═══ INFORMATION SUPPLIED

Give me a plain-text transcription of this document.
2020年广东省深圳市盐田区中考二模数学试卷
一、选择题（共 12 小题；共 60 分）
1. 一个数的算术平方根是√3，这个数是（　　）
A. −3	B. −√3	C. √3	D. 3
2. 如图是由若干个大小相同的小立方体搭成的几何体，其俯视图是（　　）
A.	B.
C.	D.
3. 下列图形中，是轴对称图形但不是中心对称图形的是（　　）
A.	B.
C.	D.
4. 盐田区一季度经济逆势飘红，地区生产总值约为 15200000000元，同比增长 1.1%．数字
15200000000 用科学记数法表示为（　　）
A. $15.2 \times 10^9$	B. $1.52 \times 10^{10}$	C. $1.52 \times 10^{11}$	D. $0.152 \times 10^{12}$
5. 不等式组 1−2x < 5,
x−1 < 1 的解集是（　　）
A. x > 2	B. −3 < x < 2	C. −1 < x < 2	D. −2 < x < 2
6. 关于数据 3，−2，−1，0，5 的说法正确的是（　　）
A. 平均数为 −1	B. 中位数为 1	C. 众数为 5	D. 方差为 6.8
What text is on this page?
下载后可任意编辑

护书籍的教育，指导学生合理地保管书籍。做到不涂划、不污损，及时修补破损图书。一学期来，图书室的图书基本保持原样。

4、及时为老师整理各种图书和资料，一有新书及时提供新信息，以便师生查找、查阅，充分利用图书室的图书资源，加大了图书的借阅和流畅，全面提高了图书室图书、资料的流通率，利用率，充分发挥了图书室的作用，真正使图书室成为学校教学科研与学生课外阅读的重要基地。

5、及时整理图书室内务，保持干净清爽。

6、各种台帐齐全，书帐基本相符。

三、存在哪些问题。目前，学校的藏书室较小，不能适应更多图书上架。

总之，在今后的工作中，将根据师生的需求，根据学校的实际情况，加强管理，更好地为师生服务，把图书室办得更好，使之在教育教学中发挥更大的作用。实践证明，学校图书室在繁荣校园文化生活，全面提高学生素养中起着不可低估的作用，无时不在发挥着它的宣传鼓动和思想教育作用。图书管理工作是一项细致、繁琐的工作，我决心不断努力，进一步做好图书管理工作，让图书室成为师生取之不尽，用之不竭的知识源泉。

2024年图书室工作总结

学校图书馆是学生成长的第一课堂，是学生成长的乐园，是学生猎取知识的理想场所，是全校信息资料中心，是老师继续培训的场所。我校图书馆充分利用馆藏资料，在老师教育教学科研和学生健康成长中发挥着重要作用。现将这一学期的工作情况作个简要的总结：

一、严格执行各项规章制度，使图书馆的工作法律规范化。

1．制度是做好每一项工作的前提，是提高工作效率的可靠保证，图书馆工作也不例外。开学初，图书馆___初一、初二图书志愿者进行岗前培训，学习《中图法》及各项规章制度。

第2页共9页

══════

**TASK TO CARRY OUT**
Looking at the records above, say how many lines hold the string "text". Write nothing but the number.

**COMPLETE OUTPUT**
2